• [To do] Using the listing below, extract each line that has the word "color" in it.

• [Rows]
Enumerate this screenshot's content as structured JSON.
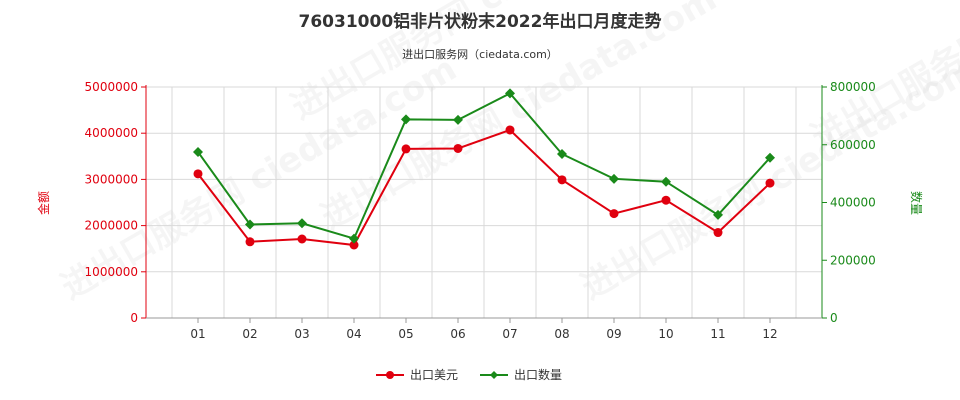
{
  "chart_data": {
    "type": "line",
    "title": "76031000铝非片状粉末2022年出口月度走势",
    "subtitle": "进出口服务网（ciedata.com）",
    "categories": [
      "01",
      "02",
      "03",
      "04",
      "05",
      "06",
      "07",
      "08",
      "09",
      "10",
      "11",
      "12"
    ],
    "y_left": {
      "label": "金额",
      "ylim": [
        0,
        5000000
      ],
      "ticks": [
        "0",
        "1000000",
        "2000000",
        "3000000",
        "4000000",
        "5000000"
      ],
      "color": "#e0000f"
    },
    "y_right": {
      "label": "数量",
      "ylim": [
        0,
        800000
      ],
      "ticks": [
        "0",
        "200000",
        "400000",
        "600000",
        "800000"
      ],
      "color": "#1a8a1a"
    },
    "series": [
      {
        "name": "出口美元",
        "axis": "left",
        "color": "#e0000f",
        "values": [
          3120000,
          1650000,
          1710000,
          1580000,
          3660000,
          3670000,
          4070000,
          2990000,
          2260000,
          2550000,
          1850000,
          2920000
        ]
      },
      {
        "name": "出口数量",
        "axis": "right",
        "color": "#1a8a1a",
        "values": [
          575000,
          324000,
          328000,
          275000,
          688000,
          686000,
          778000,
          568000,
          482000,
          472000,
          357000,
          555000
        ]
      }
    ],
    "grid": true,
    "legend": "bottom-center"
  },
  "watermark": "进出口服务网 ciedata.com"
}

• [The answer]
      "color": "#e0000f"
      "color": "#1a8a1a"
        "color": "#e0000f",
        "color": "#1a8a1a",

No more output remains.